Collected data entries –

__________

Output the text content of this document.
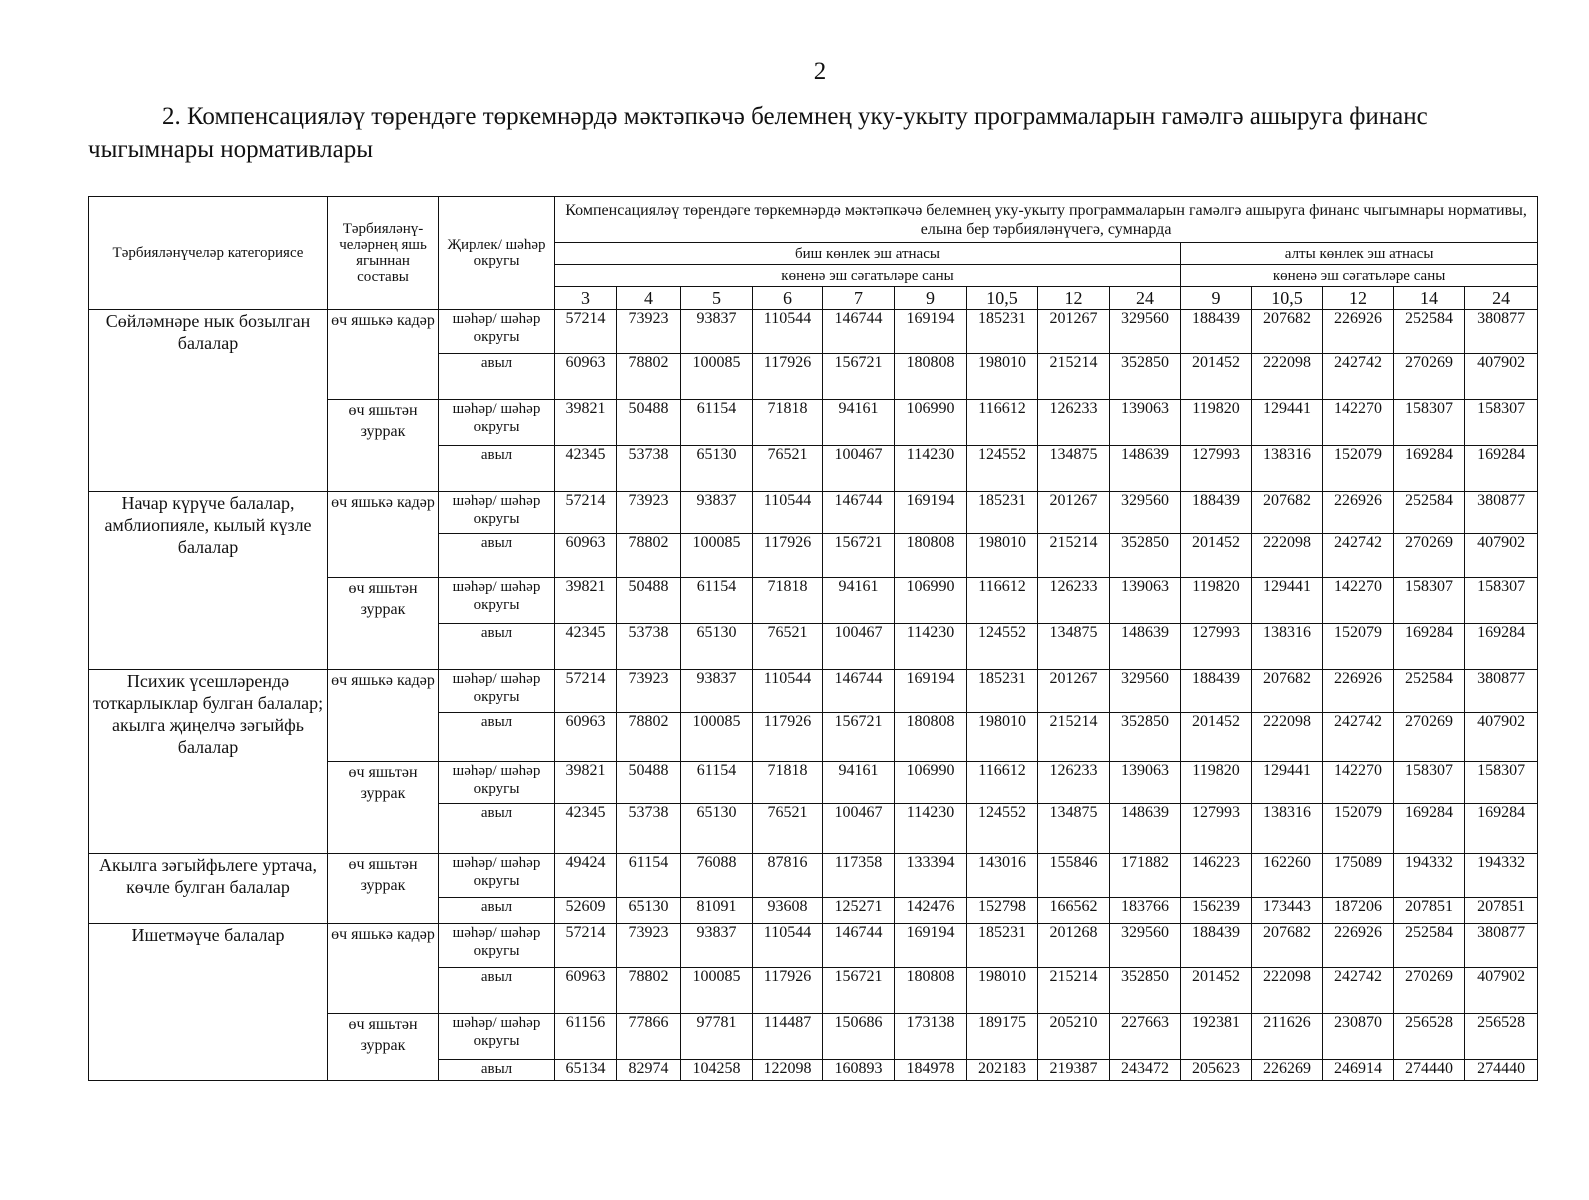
2
2. Компенсациялəү төрендəге төркемнəрдə мəктəпкəчə белемнең уку-укыту программаларын гамəлгə ашыруга финанс чыгымнары нормативлары
Тəрбияләнүчеләр категориясе	Тəрбияләнү-челәрнең яшь ягыннан составы	Җирлек/ шəһəр округы	Компенсациялəү төрендəге төркемнəрдə мəктəпкəчə белемнең уку-укыту программаларын гамəлгə ашыруга финанс чыгымнары нормативы, елына бер тəрбияләнүчегə, сумнарда													
			биш көнлек эш атнасы									алты көнлек эш атнасы				
			көненə эш сəгатьләре саны									көненə эш сəгатьләре саны				
			3	4	5	6	7	9	10,5	12	24	9	10,5	12	14	24
Сөйлəмнəре нык бозылган балалар	өч яшькə кадəр	шəһəр/ шəһəр округы	57214	73923	93837	110544	146744	169194	185231	201267	329560	188439	207682	226926	252584	380877
		авыл	60963	78802	100085	117926	156721	180808	198010	215214	352850	201452	222098	242742	270269	407902
	өч яшьтəн зуррак	шəһəр/ шəһəр округы	39821	50488	61154	71818	94161	106990	116612	126233	139063	119820	129441	142270	158307	158307
		авыл	42345	53738	65130	76521	100467	114230	124552	134875	148639	127993	138316	152079	169284	169284
Начар күрүче балалар, амблиопияле, кылый күзле балалар	өч яшькə кадəр	шəһəр/ шəһəр округы	57214	73923	93837	110544	146744	169194	185231	201267	329560	188439	207682	226926	252584	380877
		авыл	60963	78802	100085	117926	156721	180808	198010	215214	352850	201452	222098	242742	270269	407902
	өч яшьтəн зуррак	шəһəр/ шəһəр округы	39821	50488	61154	71818	94161	106990	116612	126233	139063	119820	129441	142270	158307	158307
		авыл	42345	53738	65130	76521	100467	114230	124552	134875	148639	127993	138316	152079	169284	169284
Психик үсешлəрендə тоткарлыклар булган балалар; акылга җиңелчə зəгыйфь балалар	өч яшькə кадəр	шəһəр/ шəһəр округы	57214	73923	93837	110544	146744	169194	185231	201267	329560	188439	207682	226926	252584	380877
		авыл	60963	78802	100085	117926	156721	180808	198010	215214	352850	201452	222098	242742	270269	407902
	өч яшьтəн зуррак	шəһəр/ шəһəр округы	39821	50488	61154	71818	94161	106990	116612	126233	139063	119820	129441	142270	158307	158307
		авыл	42345	53738	65130	76521	100467	114230	124552	134875	148639	127993	138316	152079	169284	169284
Акылга зəгыйфьлеге уртача, көчле булган балалар	өч яшьтəн зуррак	шəһəр/ шəһəр округы	49424	61154	76088	87816	117358	133394	143016	155846	171882	146223	162260	175089	194332	194332
		авыл	52609	65130	81091	93608	125271	142476	152798	166562	183766	156239	173443	187206	207851	207851
Ишетмəүче балалар	өч яшькə кадəр	шəһəр/ шəһəр округы	57214	73923	93837	110544	146744	169194	185231	201268	329560	188439	207682	226926	252584	380877
		авыл	60963	78802	100085	117926	156721	180808	198010	215214	352850	201452	222098	242742	270269	407902
	өч яшьтəн зуррак	шəһəр/ шəһəр округы	61156	77866	97781	114487	150686	173138	189175	205210	227663	192381	211626	230870	256528	256528
		авыл	65134	82974	104258	122098	160893	184978	202183	219387	243472	205623	226269	246914	274440	274440
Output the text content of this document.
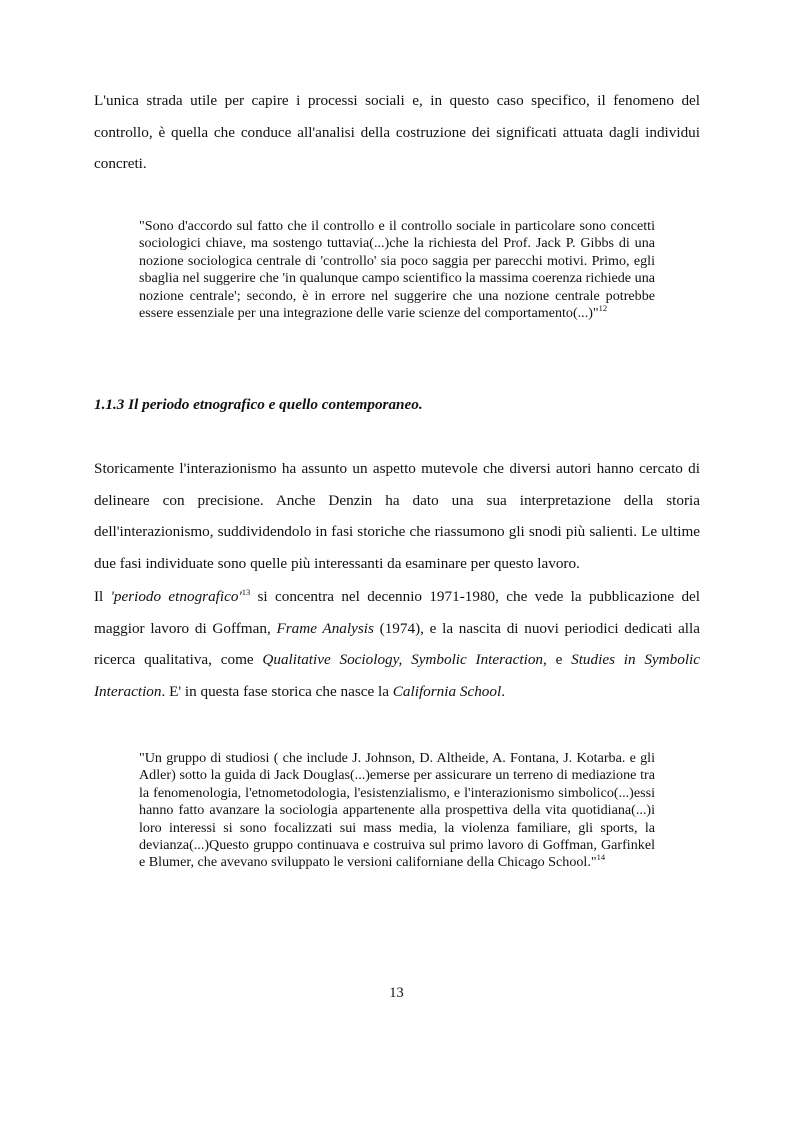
L'unica strada utile per capire i processi sociali e, in questo caso specifico, il fenomeno del controllo, è quella che conduce all'analisi della costruzione dei significati attuata dagli individui concreti.

"Sono d'accordo sul fatto che il controllo e il controllo sociale in particolare sono concetti sociologici chiave, ma sostengo tuttavia(...)che la richiesta del Prof. Jack P. Gibbs di una nozione sociologica centrale di 'controllo' sia poco saggia per parecchi motivi. Primo, egli sbaglia nel suggerire che 'in qualunque campo scientifico la massima coerenza richiede una nozione centrale'; secondo, è in errore nel suggerire che una nozione centrale potrebbe essere essenziale per una integrazione delle varie scienze del comportamento(...)"$^{12}$

1.1.3 Il periodo etnografico e quello contemporaneo.

Storicamente l'interazionismo ha assunto un aspetto mutevole che diversi autori hanno cercato di delineare con precisione. Anche Denzin ha dato una sua interpretazione della storia dell'interazionismo, suddividendolo in fasi storiche che riassumono gli snodi più salienti. Le ultime due fasi individuate sono quelle più interessanti da esaminare per questo lavoro.

Il 'periodo $etnografico'^{13}$ si concentra nel decennio 1971-1980, che vede la pubblicazione del maggior lavoro di Goffman, Frame Analysis (1974), e la nascita di nuovi periodici dedicati alla ricerca qualitativa, come Qualitative Sociology, Symbolic Interaction, e Studies in Symbolic Interaction. E' in questa fase storica che nasce la California School.

"Un gruppo di studiosi ( che include J. Johnson, D. Altheide, A. Fontana, J. Kotarba. e gli Adler) sotto la guida di Jack Douglas(...)emerse per assicurare un terreno di mediazione tra la fenomenologia, l'etnometodologia, l'esistenzialismo, e l'interazionismo simbolico(...)essi hanno fatto avanzare la sociologia appartenente alla prospettiva della vita quotidiana(...)i loro interessi si sono focalizzati sui mass media, la violenza familiare, gli sports, la devianza(...)Questo gruppo continuava e costruiva sul primo lavoro di Goffman, Garfinkel e Blumer, che avevano sviluppato le versioni californiane della Chicago School."$^{14}$

13
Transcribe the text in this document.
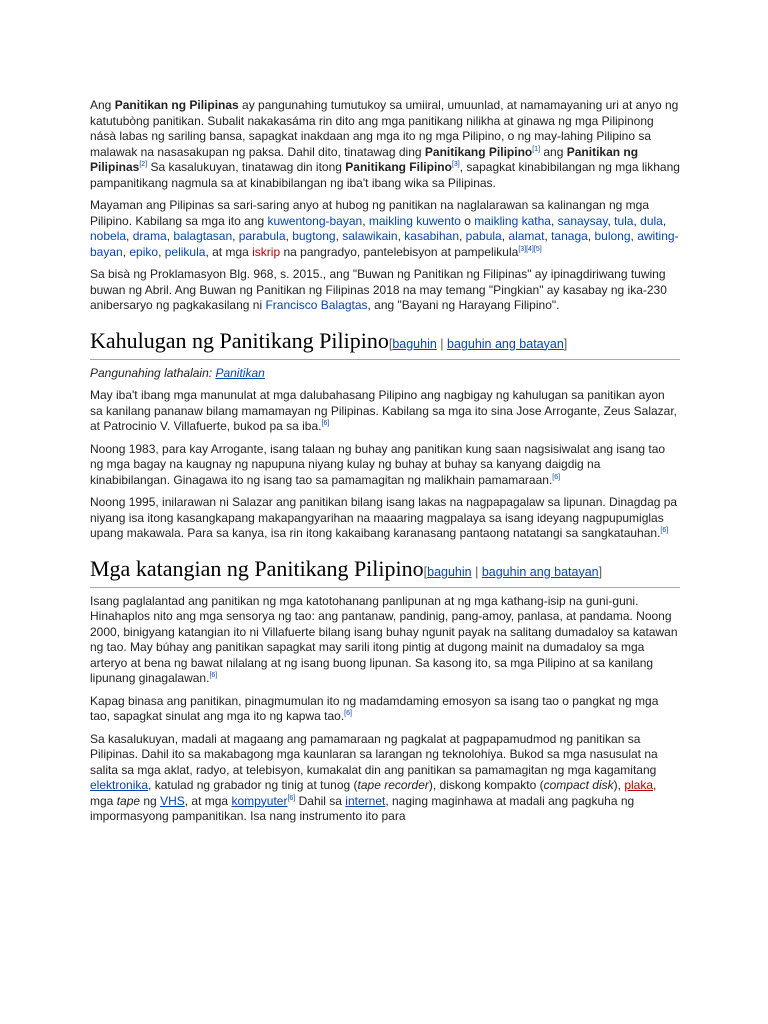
Ang Panitikan ng Pilipinas ay pangunahing tumutukoy sa umiiral, umuunlad, at namamayaning uri at anyo ng katutubòng panitikan. Subalit nakakasáma rin dito ang mga panitikang nilikha at ginawa ng mga Pilipinong násà labas ng sariling bansa, sapagkat inakdaan ang mga ito ng mga Pilipino, o ng may-lahing Pilipino sa malawak na nasasakupan ng paksa. Dahil dito, tinatawag ding Panitikang Pilipino[1] ang Panitikan ng Pilipinas[2] Sa kasalukuyan, tinatawag din itong Panitikang Filipino[3], sapagkat kinabibilangan ng mga likhang pampanitikang nagmula sa at kinabibilangan ng iba't ibang wika sa Pilipinas.

Mayaman ang Pilipinas sa sari-saring anyo at hubog ng panitikan na naglalarawan sa kalinangan ng mga Pilipino. Kabilang sa mga ito ang kuwentong-bayan, maikling kuwento o maikling katha, sanaysay, tula, dula, nobela, drama, balagtasan, parabula, bugtong, salawikain, kasabihan, pabula, alamat, tanaga, bulong, awiting-bayan, epiko, pelikula, at mga iskrip na pangradyo, pantelebisyon at pampelikula[3][4][5]

Sa bisà ng Proklamasyon Blg. 968, s. 2015., ang "Buwan ng Panitikan ng Filipinas" ay ipinagdiriwang tuwing buwan ng Abril. Ang Buwan ng Panitikan ng Filipinas 2018 na may temang "Pingkian" ay kasabay ng ika-230 anibersaryo ng pagkakasilang ni Francisco Balagtas, ang "Bayani ng Harayang Filipino".

Kahulugan ng Panitikang Pilipino[baguhin | baguhin ang batayan]
Pangunahing lathalain: Panitikan

May iba't ibang mga manunulat at mga dalubahasang Pilipino ang nagbigay ng kahulugan sa panitikan ayon sa kanilang pananaw bilang mamamayan ng Pilipinas. Kabilang sa mga ito sina Jose Arrogante, Zeus Salazar, at Patrocinio V. Villafuerte, bukod pa sa iba.[6]

Noong 1983, para kay Arrogante, isang talaan ng buhay ang panitikan kung saan nagsisiwalat ang isang tao ng mga bagay na kaugnay ng napupuna niyang kulay ng buhay at buhay sa kanyang daigdig na kinabibilangan. Ginagawa ito ng isang tao sa pamamagitan ng malikhain pamamaraan.[6]

Noong 1995, inilarawan ni Salazar ang panitikan bilang isang lakas na nagpapagalaw sa lipunan. Dinagdag pa niyang isa itong kasangkapang makapangyarihan na maaaring magpalaya sa isang ideyang nagpupumiglas upang makawala. Para sa kanya, isa rin itong kakaibang karanasang pantaong natatangi sa sangkatauhan.[6]

Mga katangian ng Panitikang Pilipino[baguhin | baguhin ang batayan]

Isang paglalantad ang panitikan ng mga katotohanang panlipunan at ng mga kathang-isip na guni-guni. Hinahaplos nito ang mga sensorya ng tao: ang pantanaw, pandinig, pang-amoy, panlasa, at pandama. Noong 2000, binigyang katangian ito ni Villafuerte bilang isang buhay ngunit payak na salitang dumadaloy sa katawan ng tao. May búhay ang panitikan sapagkat may sarili itong pintig at dugong mainit na dumadaloy sa mga arteryo at bena ng bawat nilalang at ng isang buong lipunan. Sa kasong ito, sa mga Pilipino at sa kanilang lipunang ginagalawan.[6]

Kapag binasa ang panitikan, pinagmumulan ito ng madamdaming emosyon sa isang tao o pangkat ng mga tao, sapagkat sinulat ang mga ito ng kapwa tao.[6]

Sa kasalukuyan, madali at magaang ang pamamaraan ng pagkalat at pagpapamudmod ng panitikan sa Pilipinas. Dahil ito sa makabagong mga kaunlaran sa larangan ng teknolohiya. Bukod sa mga nasusulat na salita sa mga aklat, radyo, at telebisyon, kumakalat din ang panitikan sa pamamagitan ng mga kagamitang elektronika, katulad ng grabador ng tinig at tunog (tape recorder), diskong kompakto (compact disk), plaka, mga tape ng VHS, at mga kompyuter[6] Dahil sa internet, naging maginhawa at madali ang pagkuha ng impormasyong pampanitikan. Isa nang instrumento ito para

__________

Say how many lines in the records above hold "katangian", and give no other text.

2